- **GOAL**
State how many lines include "this", giving the number by itself.

++++++++++++++++++++

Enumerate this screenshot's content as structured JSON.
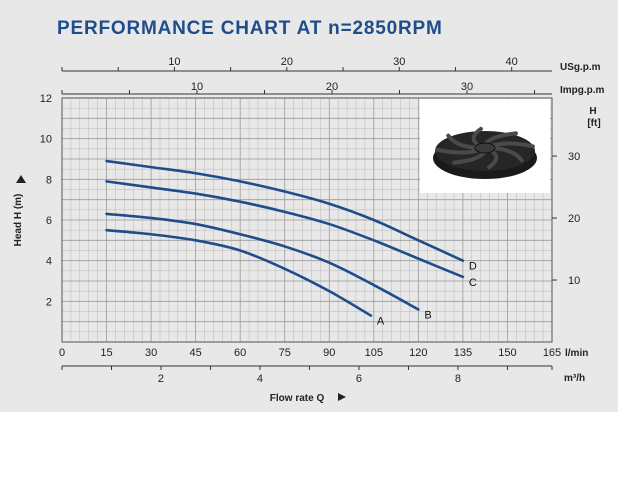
{
  "chart_data": {
    "type": "line",
    "title": "PERFORMANCE CHART AT n=2850RPM",
    "ylabel": "Head H (m)",
    "ylabel_right": "H",
    "ylabel_right_unit": "[ft]",
    "xlabel": "Flow rate Q",
    "x_unit": "l/min",
    "x_alt_unit": "m³/h",
    "top_unit_1": "USg.p.m",
    "top_unit_2": "Impg.p.m",
    "xlim": [
      0,
      165
    ],
    "ylim": [
      0,
      12
    ],
    "grid": true,
    "x_ticks": [
      "0",
      "15",
      "30",
      "45",
      "60",
      "75",
      "90",
      "105",
      "120",
      "135",
      "150",
      "165"
    ],
    "y_ticks": [
      "2",
      "4",
      "6",
      "8",
      "10",
      "12"
    ],
    "y_ft_ticks": [
      "10",
      "20",
      "30"
    ],
    "m3h_ticks": [
      "2",
      "4",
      "6",
      "8"
    ],
    "usgpm_ticks": [
      "10",
      "20",
      "30",
      "40"
    ],
    "impgpm_ticks": [
      "10",
      "20",
      "30"
    ],
    "series": [
      {
        "name": "A",
        "x": [
          15,
          30,
          45,
          60,
          75,
          90,
          104
        ],
        "y": [
          5.5,
          5.3,
          5.0,
          4.5,
          3.6,
          2.5,
          1.3
        ]
      },
      {
        "name": "B",
        "x": [
          15,
          30,
          45,
          60,
          75,
          90,
          105,
          120
        ],
        "y": [
          6.3,
          6.1,
          5.8,
          5.3,
          4.7,
          3.9,
          2.8,
          1.6
        ]
      },
      {
        "name": "C",
        "x": [
          15,
          30,
          45,
          60,
          75,
          90,
          105,
          120,
          135
        ],
        "y": [
          7.9,
          7.6,
          7.3,
          6.9,
          6.4,
          5.8,
          5.0,
          4.1,
          3.2
        ]
      },
      {
        "name": "D",
        "x": [
          15,
          30,
          45,
          60,
          75,
          90,
          105,
          120,
          135
        ],
        "y": [
          8.9,
          8.6,
          8.3,
          7.9,
          7.4,
          6.8,
          6.0,
          5.0,
          4.0
        ]
      }
    ],
    "colors": {
      "curve": "#1f4d8b",
      "title": "#1f4d8b",
      "grid": "#b8b8b8",
      "text": "#222222"
    },
    "inset_image": "impeller"
  }
}
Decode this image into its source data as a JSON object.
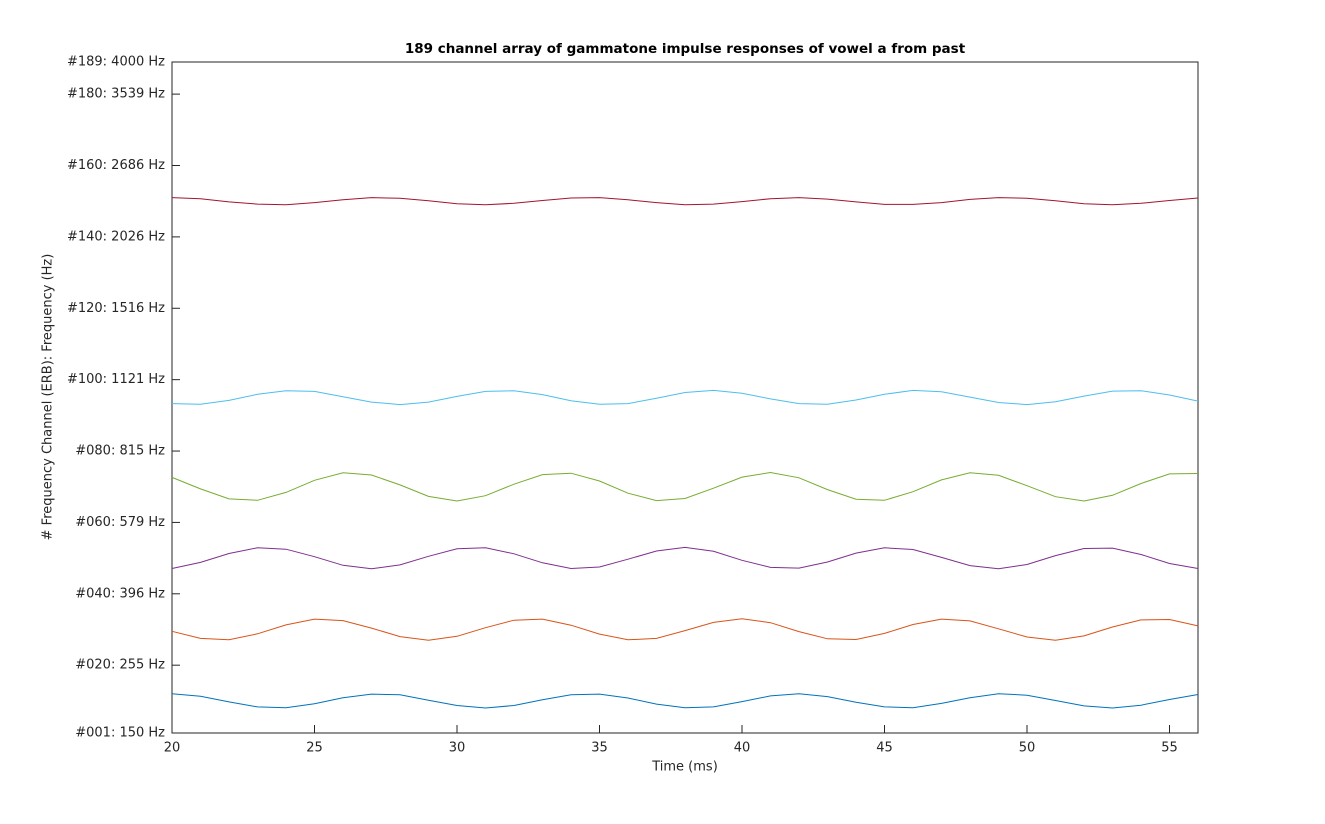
{
  "chart_data": {
    "type": "line",
    "title": "189 channel array of gammatone impulse responses of vowel a from past",
    "x_label": "Time (ms)",
    "y_label": "# Frequency Channel (ERB): Frequency (Hz)",
    "xlim": [
      20,
      56
    ],
    "xticks": [
      20,
      25,
      30,
      35,
      40,
      45,
      50,
      55
    ],
    "ylim": [
      1,
      189
    ],
    "yticks": [
      {
        "value": 1,
        "label": "#001:  150 Hz"
      },
      {
        "value": 20,
        "label": "#020:  255 Hz"
      },
      {
        "value": 40,
        "label": "#040:  396 Hz"
      },
      {
        "value": 60,
        "label": "#060:  579 Hz"
      },
      {
        "value": 80,
        "label": "#080:  815 Hz"
      },
      {
        "value": 100,
        "label": "#100: 1121 Hz"
      },
      {
        "value": 120,
        "label": "#120: 1516 Hz"
      },
      {
        "value": 140,
        "label": "#140: 2026 Hz"
      },
      {
        "value": 160,
        "label": "#160: 2686 Hz"
      },
      {
        "value": 180,
        "label": "#180: 3539 Hz"
      },
      {
        "value": 189,
        "label": "#189: 4000 Hz"
      }
    ],
    "x": [
      20,
      21,
      22,
      23,
      24,
      25,
      26,
      27,
      28,
      29,
      30,
      31,
      32,
      33,
      34,
      35,
      36,
      37,
      38,
      39,
      40,
      41,
      42,
      43,
      44,
      45,
      46,
      47,
      48,
      49,
      50,
      51,
      52,
      53,
      54,
      55,
      56
    ],
    "series": [
      {
        "color": "#0072bd",
        "values": [
          12,
          11.3,
          9.7,
          8.3,
          8.1,
          9.2,
          10.9,
          11.9,
          11.7,
          10.2,
          8.7,
          8,
          8.7,
          10.3,
          11.7,
          11.9,
          10.8,
          9.1,
          8.1,
          8.3,
          9.8,
          11.4,
          12,
          11.2,
          9.6,
          8.3,
          8.1,
          9.3,
          10.9,
          12,
          11.6,
          10.1,
          8.6,
          8,
          8.8,
          10.4,
          11.8
        ]
      },
      {
        "color": "#d95319",
        "values": [
          29.5,
          27.5,
          27.1,
          28.8,
          31.3,
          32.9,
          32.5,
          30.4,
          28,
          27,
          28.1,
          30.5,
          32.6,
          32.9,
          31.2,
          28.7,
          27.1,
          27.5,
          29.7,
          32,
          33,
          31.9,
          29.4,
          27.4,
          27.2,
          28.9,
          31.4,
          32.9,
          32.4,
          30.2,
          27.9,
          27,
          28.2,
          30.7,
          32.7,
          32.8,
          31
        ]
      },
      {
        "color": "#7e2f8e",
        "values": [
          47.1,
          48.8,
          51.3,
          52.9,
          52.5,
          50.4,
          48,
          47,
          48.1,
          50.5,
          52.6,
          52.9,
          51.2,
          48.7,
          47.1,
          47.5,
          49.7,
          52,
          53,
          51.9,
          49.4,
          47.4,
          47.2,
          48.9,
          51.4,
          52.9,
          52.4,
          50.2,
          47.9,
          47,
          48.2,
          50.7,
          52.7,
          52.8,
          51,
          48.5,
          47.1
        ]
      },
      {
        "color": "#77ac30",
        "values": [
          72.6,
          69.4,
          66.6,
          66.2,
          68.4,
          71.8,
          73.9,
          73.3,
          70.5,
          67.3,
          66,
          67.5,
          70.7,
          73.4,
          73.8,
          71.6,
          68.2,
          66.1,
          66.7,
          69.6,
          72.7,
          74,
          72.5,
          69.2,
          66.5,
          66.2,
          68.6,
          71.9,
          73.9,
          73.2,
          70.3,
          67.2,
          66,
          67.6,
          70.9,
          73.6,
          73.7
        ]
      },
      {
        "color": "#4dbeee",
        "values": [
          93.3,
          93.1,
          94.2,
          95.9,
          96.9,
          96.7,
          95.2,
          93.7,
          93,
          93.7,
          95.3,
          96.7,
          96.9,
          95.8,
          94.1,
          93.1,
          93.3,
          94.8,
          96.4,
          97,
          96.2,
          94.6,
          93.3,
          93.1,
          94.3,
          95.9,
          97,
          96.6,
          95.1,
          93.6,
          93,
          93.8,
          95.4,
          96.8,
          96.9,
          95.7,
          94
        ]
      },
      {
        "color": "#a2142f",
        "values": [
          151,
          150.7,
          149.8,
          149.2,
          149,
          149.6,
          150.4,
          151,
          150.8,
          150.1,
          149.3,
          149,
          149.4,
          150.2,
          150.9,
          151,
          150.4,
          149.6,
          149,
          149.2,
          149.9,
          150.7,
          151,
          150.6,
          149.8,
          149.1,
          149.1,
          149.6,
          150.5,
          151,
          150.8,
          150.1,
          149.3,
          149,
          149.4,
          150.2,
          150.9
        ]
      }
    ]
  }
}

++++++++++++++++++++

- **SOLVED EXERCISE**
2